* _REQUIRED TASK_: Produce an exact copy of all the records.

Stored records
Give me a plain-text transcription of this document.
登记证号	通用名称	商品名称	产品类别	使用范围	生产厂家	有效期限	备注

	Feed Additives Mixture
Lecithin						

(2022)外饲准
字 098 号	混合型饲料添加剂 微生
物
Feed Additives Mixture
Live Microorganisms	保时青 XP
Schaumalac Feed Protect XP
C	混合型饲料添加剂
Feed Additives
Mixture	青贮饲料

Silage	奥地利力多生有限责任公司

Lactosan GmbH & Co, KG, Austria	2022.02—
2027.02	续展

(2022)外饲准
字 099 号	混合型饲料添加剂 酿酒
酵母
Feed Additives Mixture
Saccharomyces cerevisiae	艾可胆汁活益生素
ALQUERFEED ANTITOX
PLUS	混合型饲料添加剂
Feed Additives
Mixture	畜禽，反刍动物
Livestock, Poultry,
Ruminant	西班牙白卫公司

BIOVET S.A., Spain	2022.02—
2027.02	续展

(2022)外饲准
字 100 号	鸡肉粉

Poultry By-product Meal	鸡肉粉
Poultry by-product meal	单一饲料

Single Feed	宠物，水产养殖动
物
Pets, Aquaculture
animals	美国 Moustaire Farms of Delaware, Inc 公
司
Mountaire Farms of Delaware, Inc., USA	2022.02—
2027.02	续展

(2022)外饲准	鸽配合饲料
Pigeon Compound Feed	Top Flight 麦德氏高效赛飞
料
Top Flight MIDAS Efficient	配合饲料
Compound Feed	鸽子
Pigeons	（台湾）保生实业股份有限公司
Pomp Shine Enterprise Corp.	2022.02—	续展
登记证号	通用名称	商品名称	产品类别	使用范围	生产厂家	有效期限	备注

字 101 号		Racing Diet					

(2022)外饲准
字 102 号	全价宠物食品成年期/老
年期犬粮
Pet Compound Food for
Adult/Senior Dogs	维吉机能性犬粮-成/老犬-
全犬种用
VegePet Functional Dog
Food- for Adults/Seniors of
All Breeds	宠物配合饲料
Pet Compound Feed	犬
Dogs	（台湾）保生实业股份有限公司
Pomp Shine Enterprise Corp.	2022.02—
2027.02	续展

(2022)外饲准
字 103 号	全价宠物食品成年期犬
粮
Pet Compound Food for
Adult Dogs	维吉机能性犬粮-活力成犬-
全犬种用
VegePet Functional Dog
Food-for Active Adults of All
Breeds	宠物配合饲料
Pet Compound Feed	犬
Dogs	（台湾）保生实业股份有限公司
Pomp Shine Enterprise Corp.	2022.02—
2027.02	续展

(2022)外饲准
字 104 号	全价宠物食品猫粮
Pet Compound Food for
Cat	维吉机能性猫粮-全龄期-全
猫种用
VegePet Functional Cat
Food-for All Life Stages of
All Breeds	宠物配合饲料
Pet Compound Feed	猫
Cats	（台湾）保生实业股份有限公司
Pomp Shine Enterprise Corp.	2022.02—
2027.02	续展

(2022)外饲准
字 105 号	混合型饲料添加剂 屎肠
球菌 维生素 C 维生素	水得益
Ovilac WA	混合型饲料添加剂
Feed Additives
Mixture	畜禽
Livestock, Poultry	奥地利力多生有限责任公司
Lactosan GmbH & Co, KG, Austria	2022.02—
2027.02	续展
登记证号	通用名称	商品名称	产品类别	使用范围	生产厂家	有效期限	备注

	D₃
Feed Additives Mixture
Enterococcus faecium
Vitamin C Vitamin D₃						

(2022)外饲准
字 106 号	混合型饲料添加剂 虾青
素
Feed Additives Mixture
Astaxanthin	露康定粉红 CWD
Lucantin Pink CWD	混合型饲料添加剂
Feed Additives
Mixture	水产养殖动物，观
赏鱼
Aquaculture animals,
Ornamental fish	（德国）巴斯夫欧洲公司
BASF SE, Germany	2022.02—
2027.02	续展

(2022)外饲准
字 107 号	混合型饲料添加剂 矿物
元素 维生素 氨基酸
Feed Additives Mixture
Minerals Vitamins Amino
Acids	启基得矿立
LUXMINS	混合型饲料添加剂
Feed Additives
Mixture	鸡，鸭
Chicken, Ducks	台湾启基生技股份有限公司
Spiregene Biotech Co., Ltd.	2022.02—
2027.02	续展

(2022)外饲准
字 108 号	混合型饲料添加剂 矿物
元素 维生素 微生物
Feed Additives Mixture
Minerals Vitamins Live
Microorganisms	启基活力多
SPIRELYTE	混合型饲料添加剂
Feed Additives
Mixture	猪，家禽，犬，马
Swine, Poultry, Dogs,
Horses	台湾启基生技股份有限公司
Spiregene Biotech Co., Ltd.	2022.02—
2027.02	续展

* _WRITTEN ANSWER_:
Give me a plain-text transcription of this document.
登记证号	通用名称	商品名称	产品类别	使用范围	生产厂家	有效期限	备注

	Feed Additives Mixture
Lecithin						

(2022)外饲准
字 098 号	混合型饲料添加剂 微生
物
Feed Additives Mixture
Live Microorganisms	保时青 XP
Schaumalac Feed Protect XP
C	混合型饲料添加剂
Feed Additives
Mixture	青贮饲料

Silage	奥地利力多生有限责任公司

Lactosan GmbH & Co, KG, Austria	2022.02—
2027.02	续展

(2022)外饲准
字 099 号	混合型饲料添加剂 酿酒
酵母
Feed Additives Mixture
Saccharomyces cerevisiae	艾可胆汁活益生素
ALQUERFEED ANTITOX
PLUS	混合型饲料添加剂
Feed Additives
Mixture	畜禽，反刍动物
Livestock, Poultry,
Ruminant	西班牙白卫公司

BIOVET S.A., Spain	2022.02—
2027.02	续展

(2022)外饲准
字 100 号	鸡肉粉

Poultry By-product Meal	鸡肉粉
Poultry by-product meal	单一饲料

Single Feed	宠物，水产养殖动
物
Pets, Aquaculture
animals	美国 Moustaire Farms of Delaware, Inc 公
司
Mountaire Farms of Delaware, Inc., USA	2022.02—
2027.02	续展

(2022)外饲准	鸽配合饲料
Pigeon Compound Feed	Top Flight 麦德氏高效赛飞
料
Top Flight MIDAS Efficient	配合饲料
Compound Feed	鸽子
Pigeons	（台湾）保生实业股份有限公司
Pomp Shine Enterprise Corp.	2022.02—	续展
登记证号	通用名称	商品名称	产品类别	使用范围	生产厂家	有效期限	备注

字 101 号		Racing Diet					

(2022)外饲准
字 102 号	全价宠物食品成年期/老
年期犬粮
Pet Compound Food for
Adult/Senior Dogs	维吉机能性犬粮-成/老犬-
全犬种用
VegePet Functional Dog
Food- for Adults/Seniors of
All Breeds	宠物配合饲料
Pet Compound Feed	犬
Dogs	（台湾）保生实业股份有限公司
Pomp Shine Enterprise Corp.	2022.02—
2027.02	续展

(2022)外饲准
字 103 号	全价宠物食品成年期犬
粮
Pet Compound Food for
Adult Dogs	维吉机能性犬粮-活力成犬-
全犬种用
VegePet Functional Dog
Food-for Active Adults of All
Breeds	宠物配合饲料
Pet Compound Feed	犬
Dogs	（台湾）保生实业股份有限公司
Pomp Shine Enterprise Corp.	2022.02—
2027.02	续展

(2022)外饲准
字 104 号	全价宠物食品猫粮
Pet Compound Food for
Cat	维吉机能性猫粮-全龄期-全
猫种用
VegePet Functional Cat
Food-for All Life Stages of
All Breeds	宠物配合饲料
Pet Compound Feed	猫
Cats	（台湾）保生实业股份有限公司
Pomp Shine Enterprise Corp.	2022.02—
2027.02	续展

(2022)外饲准
字 105 号	混合型饲料添加剂 屎肠
球菌 维生素 C 维生素	水得益
Ovilac WA	混合型饲料添加剂
Feed Additives
Mixture	畜禽
Livestock, Poultry	奥地利力多生有限责任公司
Lactosan GmbH & Co, KG, Austria	2022.02—
2027.02	续展
登记证号	通用名称	商品名称	产品类别	使用范围	生产厂家	有效期限	备注

	D₃
Feed Additives Mixture
Enterococcus faecium
Vitamin C Vitamin D₃						

(2022)外饲准
字 106 号	混合型饲料添加剂 虾青
素
Feed Additives Mixture
Astaxanthin	露康定粉红 CWD
Lucantin Pink CWD	混合型饲料添加剂
Feed Additives
Mixture	水产养殖动物，观
赏鱼
Aquaculture animals,
Ornamental fish	（德国）巴斯夫欧洲公司
BASF SE, Germany	2022.02—
2027.02	续展

(2022)外饲准
字 107 号	混合型饲料添加剂 矿物
元素 维生素 氨基酸
Feed Additives Mixture
Minerals Vitamins Amino
Acids	启基得矿立
LUXMINS	混合型饲料添加剂
Feed Additives
Mixture	鸡，鸭
Chicken, Ducks	台湾启基生技股份有限公司
Spiregene Biotech Co., Ltd.	2022.02—
2027.02	续展

(2022)外饲准
字 108 号	混合型饲料添加剂 矿物
元素 维生素 微生物
Feed Additives Mixture
Minerals Vitamins Live
Microorganisms	启基活力多
SPIRELYTE	混合型饲料添加剂
Feed Additives
Mixture	猪，家禽，犬，马
Swine, Poultry, Dogs,
Horses	台湾启基生技股份有限公司
Spiregene Biotech Co., Ltd.	2022.02—
2027.02	续展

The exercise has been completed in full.